→ Problem A: From the first block of rows, copy every line word for word, starting at the line containing "Localize each UI" and ending after the line containing "product-image[interactable] (64, 556, 1202, 1356)".

[Start of Text to read]

Steps to Perform Before Upgrading to ClusterClass 3.3.0 or KR 1.32.X to 1.33.X

Products

VMware vSphere Kubernetes Service

Issue/Introduction

This KB article documents steps to take prior to workload cluster upgrades meeting the following criteria:

Workload cluster upgrade from KR v1.32.x to v1.33.x
Workload cluster upgrade including clusterClass rebase to clusterClass v3.3.0 or higher

If these steps are not taken, a workload cluster upgrade can become stuck on creating the control plane nodes on the desired KR 1.33.X version.

Environment

vSphere Supervisor

Originally deployed on vSphere 7 or 8.0 GA then later directly upgraded to vSphere 8.0u2 (or higher), skipping vSphere 8.0u1

Workload cluster upgrade from KR 1.32.x to KR 1.33.x

Workload cluster upgrade including the clusterClass rebase to clusterClass v3.3.0 or higher

Cause

Previous versions of vSphere Supervisor (formerly known as vSphere with Tanzu / Tanzu Kubernetes Grid Service) would directly manage KubeadmControlPlane resources, identifying itself only as "manager".

From vSphere 8.0 U1, KubeadmControlPlane resources are now managed by Kubernetes Cluster API. Kubernetes tracks which components "own" which fields on resources through Server-Side Apply. This ownership tracking acts as a ledger that records which component controls each piece of data, preventing different components from accidentally overwriting each other's changes. When multiple components set the same field to the same value, they can share "co-ownership" of that field. In such cases, it's not sufficient for just one component to stop managing the field; the other owner(s) will continue to maintain their ownership and the value.

When components disagree on a field's value, the Kubernetes API server either rejects the request (to prevent conflicts), or one component can use "force-ownership" to take control. However, force-ownership is typically used sparingly as it can disrupt automated management by other components.

[End of Text to read]
[Start of Recorded information]

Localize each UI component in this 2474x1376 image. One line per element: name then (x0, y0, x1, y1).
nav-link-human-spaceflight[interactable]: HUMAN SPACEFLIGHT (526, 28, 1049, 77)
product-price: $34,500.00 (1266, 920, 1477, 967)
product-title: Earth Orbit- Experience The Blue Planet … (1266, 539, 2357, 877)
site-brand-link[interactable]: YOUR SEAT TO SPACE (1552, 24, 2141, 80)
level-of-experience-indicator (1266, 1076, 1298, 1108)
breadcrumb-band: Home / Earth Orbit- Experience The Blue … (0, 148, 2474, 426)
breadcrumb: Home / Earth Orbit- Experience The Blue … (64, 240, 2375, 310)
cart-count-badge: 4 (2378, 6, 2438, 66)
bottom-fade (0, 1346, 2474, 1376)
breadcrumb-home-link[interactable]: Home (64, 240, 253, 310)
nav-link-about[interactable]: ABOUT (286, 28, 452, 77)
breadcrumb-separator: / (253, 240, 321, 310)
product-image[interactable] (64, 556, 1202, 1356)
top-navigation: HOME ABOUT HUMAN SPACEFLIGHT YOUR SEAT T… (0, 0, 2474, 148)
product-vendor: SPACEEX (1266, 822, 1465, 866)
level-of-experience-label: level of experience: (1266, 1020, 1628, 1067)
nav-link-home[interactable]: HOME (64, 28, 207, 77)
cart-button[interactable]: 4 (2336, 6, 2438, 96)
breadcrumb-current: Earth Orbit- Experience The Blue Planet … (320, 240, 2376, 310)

[End of Recorded information]
[Start of Recorded information]

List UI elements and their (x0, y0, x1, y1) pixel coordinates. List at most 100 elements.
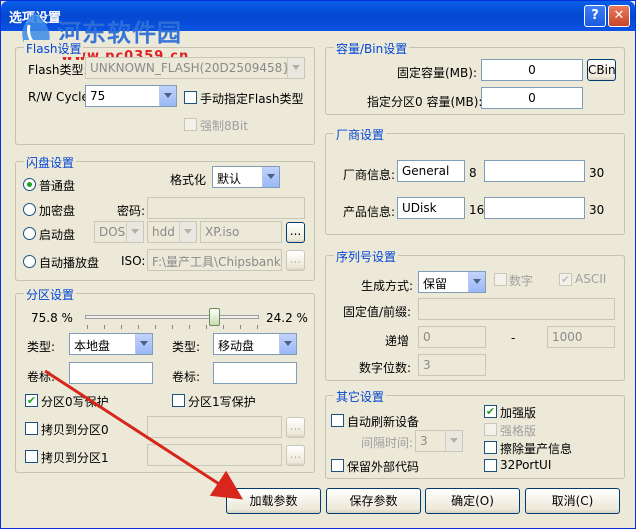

[End of Recorded information]

→ Problem B: According to the ClusterClass upgrade article, starting with which vSphere version are KubeadmControlPlane resources managed by Kubernetes Cluster API?

→ Written response A:
Localize each UI component in this 2474x1376 image. One line per element: name then (x0, y0, x1, y1).
nav-link-human-spaceflight[interactable]: HUMAN SPACEFLIGHT (526, 28, 1049, 77)
product-price: $34,500.00 (1266, 920, 1477, 967)
product-title: Earth Orbit- Experience The Blue Planet … (1266, 539, 2357, 877)
site-brand-link[interactable]: YOUR SEAT TO SPACE (1552, 24, 2141, 80)
level-of-experience-indicator (1266, 1076, 1298, 1108)
breadcrumb-band: Home / Earth Orbit- Experience The Blue … (0, 148, 2474, 426)
breadcrumb: Home / Earth Orbit- Experience The Blue … (64, 240, 2375, 310)
cart-count-badge: 4 (2378, 6, 2438, 66)
bottom-fade (0, 1346, 2474, 1376)
breadcrumb-home-link[interactable]: Home (64, 240, 253, 310)
nav-link-about[interactable]: ABOUT (286, 28, 452, 77)
breadcrumb-separator: / (253, 240, 321, 310)
product-image[interactable] (64, 556, 1202, 1356)

→ Written response B: vSphere 8.0 U1